[Collected data]
Start

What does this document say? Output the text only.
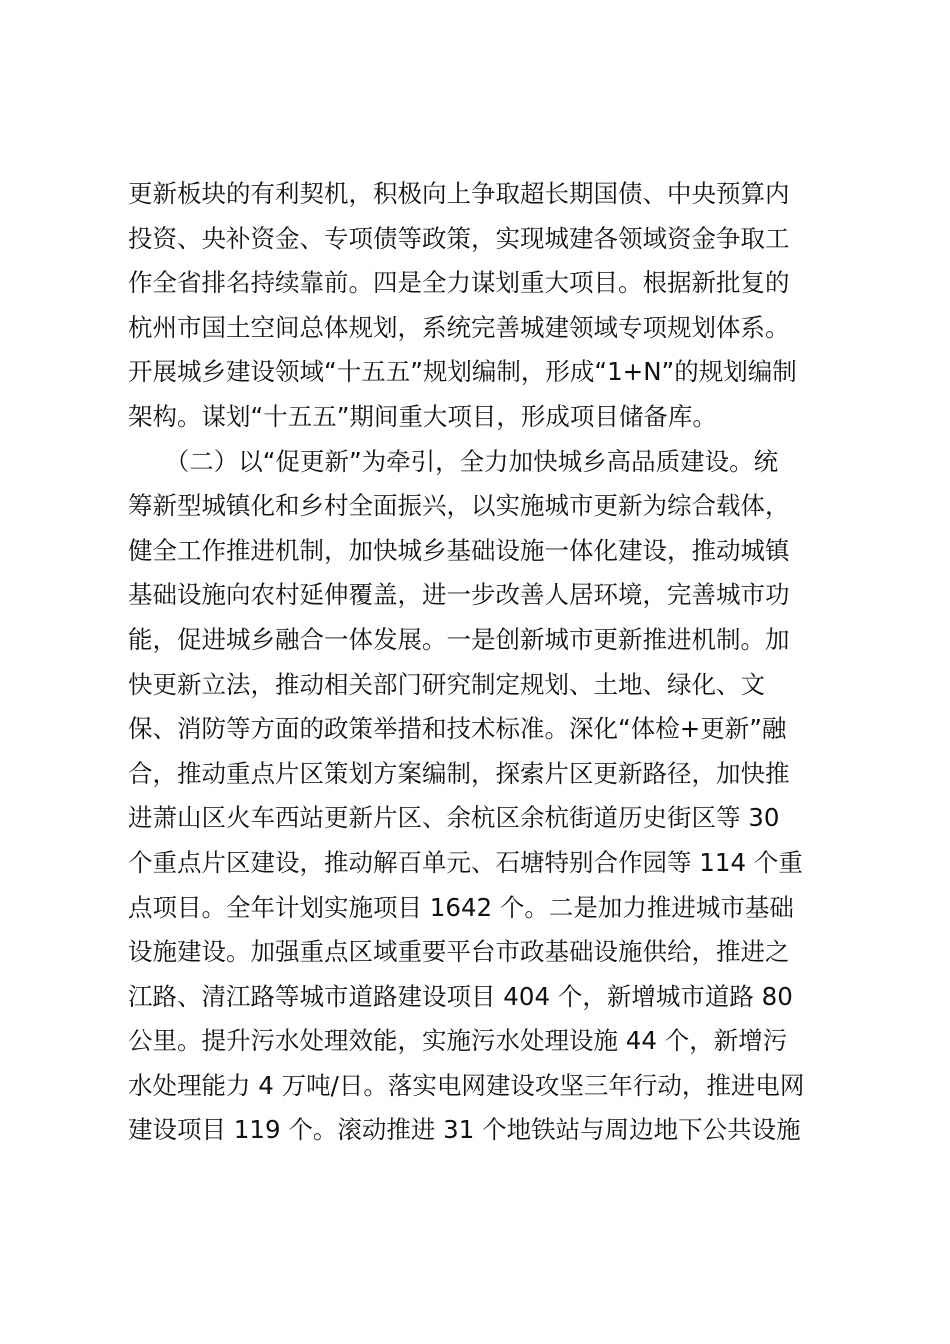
更新板块的有利契机，积极向上争取超长期国债、中央预算内
投资、央补资金、专项债等政策，实现城建各领域资金争取工
作全省排名持续靠前。四是全力谋划重大项目。根据新批复的
杭州市国土空间总体规划，系统完善城建领域专项规划体系。
开展城乡建设领域“十五五”规划编制，形成“1+N”的规划编制
架构。谋划“十五五”期间重大项目，形成项目储备库。
　　（二）以“促更新”为牵引，全力加快城乡高品质建设。统
筹新型城镇化和乡村全面振兴，以实施城市更新为综合载体，
健全工作推进机制，加快城乡基础设施一体化建设，推动城镇
基础设施向农村延伸覆盖，进一步改善人居环境，完善城市功
能，促进城乡融合一体发展。一是创新城市更新推进机制。加
快更新立法，推动相关部门研究制定规划、土地、绿化、文
保、消防等方面的政策举措和技术标准。深化“体检+更新”融
合，推动重点片区策划方案编制，探索片区更新路径，加快推
进萧山区火车西站更新片区、余杭区余杭街道历史街区等 30
个重点片区建设，推动解百单元、石塘特别合作园等 114 个重
点项目。全年计划实施项目 1642 个。二是加力推进城市基础
设施建设。加强重点区域重要平台市政基础设施供给，推进之
江路、清江路等城市道路建设项目 404 个，新增城市道路 80
公里。提升污水处理效能，实施污水处理设施 44 个，新增污
水处理能力 4 万吨/日。落实电网建设攻坚三年行动，推进电网
建设项目 119 个。滚动推进 31 个地铁站与周边地下公共设施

End

Request –
Print out the whole of the material word for word, without pictures.

Solution for this exercise –
What does this document say? Output the text only.
更新板块的有利契机，积极向上争取超长期国债、中央预算内
投资、央补资金、专项债等政策，实现城建各领域资金争取工
作全省排名持续靠前。四是全力谋划重大项目。根据新批复的
杭州市国土空间总体规划，系统完善城建领域专项规划体系。
开展城乡建设领域“十五五”规划编制，形成“1+N”的规划编制
架构。谋划“十五五”期间重大项目，形成项目储备库。
　　（二）以“促更新”为牵引，全力加快城乡高品质建设。统
筹新型城镇化和乡村全面振兴，以实施城市更新为综合载体，
健全工作推进机制，加快城乡基础设施一体化建设，推动城镇
基础设施向农村延伸覆盖，进一步改善人居环境，完善城市功
能，促进城乡融合一体发展。一是创新城市更新推进机制。加
快更新立法，推动相关部门研究制定规划、土地、绿化、文
保、消防等方面的政策举措和技术标准。深化“体检+更新”融
合，推动重点片区策划方案编制，探索片区更新路径，加快推
进萧山区火车西站更新片区、余杭区余杭街道历史街区等 30
个重点片区建设，推动解百单元、石塘特别合作园等 114 个重
点项目。全年计划实施项目 1642 个。二是加力推进城市基础
设施建设。加强重点区域重要平台市政基础设施供给，推进之
江路、清江路等城市道路建设项目 404 个，新增城市道路 80
公里。提升污水处理效能，实施污水处理设施 44 个，新增污
水处理能力 4 万吨/日。落实电网建设攻坚三年行动，推进电网
建设项目 119 个。滚动推进 31 个地铁站与周边地下公共设施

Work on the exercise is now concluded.